● Collection entries:
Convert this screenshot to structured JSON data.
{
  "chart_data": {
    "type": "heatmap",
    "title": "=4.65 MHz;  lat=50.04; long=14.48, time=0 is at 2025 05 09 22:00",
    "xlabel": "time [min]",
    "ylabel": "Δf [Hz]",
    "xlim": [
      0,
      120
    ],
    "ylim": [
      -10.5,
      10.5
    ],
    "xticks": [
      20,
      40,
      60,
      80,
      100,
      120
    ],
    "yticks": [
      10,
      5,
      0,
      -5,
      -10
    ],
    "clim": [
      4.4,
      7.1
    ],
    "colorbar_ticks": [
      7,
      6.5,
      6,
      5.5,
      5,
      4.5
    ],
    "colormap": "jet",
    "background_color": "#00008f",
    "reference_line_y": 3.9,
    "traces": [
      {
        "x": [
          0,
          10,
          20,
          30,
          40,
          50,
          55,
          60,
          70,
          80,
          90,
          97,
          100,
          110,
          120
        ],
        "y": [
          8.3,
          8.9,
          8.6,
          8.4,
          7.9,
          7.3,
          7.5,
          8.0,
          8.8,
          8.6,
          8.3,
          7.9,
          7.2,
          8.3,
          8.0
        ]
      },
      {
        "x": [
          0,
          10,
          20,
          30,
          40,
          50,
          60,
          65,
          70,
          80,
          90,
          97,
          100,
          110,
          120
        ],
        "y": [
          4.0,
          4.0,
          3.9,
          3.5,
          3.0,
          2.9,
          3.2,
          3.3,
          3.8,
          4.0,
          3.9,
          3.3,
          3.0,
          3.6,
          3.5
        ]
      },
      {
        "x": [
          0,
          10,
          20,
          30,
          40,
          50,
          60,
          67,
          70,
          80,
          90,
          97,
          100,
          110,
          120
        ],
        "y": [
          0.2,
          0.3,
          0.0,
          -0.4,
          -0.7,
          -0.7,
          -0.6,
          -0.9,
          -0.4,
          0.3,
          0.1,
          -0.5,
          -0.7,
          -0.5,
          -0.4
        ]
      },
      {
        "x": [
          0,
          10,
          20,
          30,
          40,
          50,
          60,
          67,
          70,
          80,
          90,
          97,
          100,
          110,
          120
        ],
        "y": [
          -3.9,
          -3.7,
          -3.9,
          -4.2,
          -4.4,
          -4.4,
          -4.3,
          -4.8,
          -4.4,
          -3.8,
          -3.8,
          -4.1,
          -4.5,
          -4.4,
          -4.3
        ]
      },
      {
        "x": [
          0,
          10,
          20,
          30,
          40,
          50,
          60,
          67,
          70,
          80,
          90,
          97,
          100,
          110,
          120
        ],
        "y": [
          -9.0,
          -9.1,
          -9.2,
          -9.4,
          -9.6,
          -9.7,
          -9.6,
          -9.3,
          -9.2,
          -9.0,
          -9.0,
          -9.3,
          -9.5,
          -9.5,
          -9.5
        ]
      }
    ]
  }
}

● Task to carry out:
How many lines in the records hold the string "time"? Reply with the number alone.

● The response:
2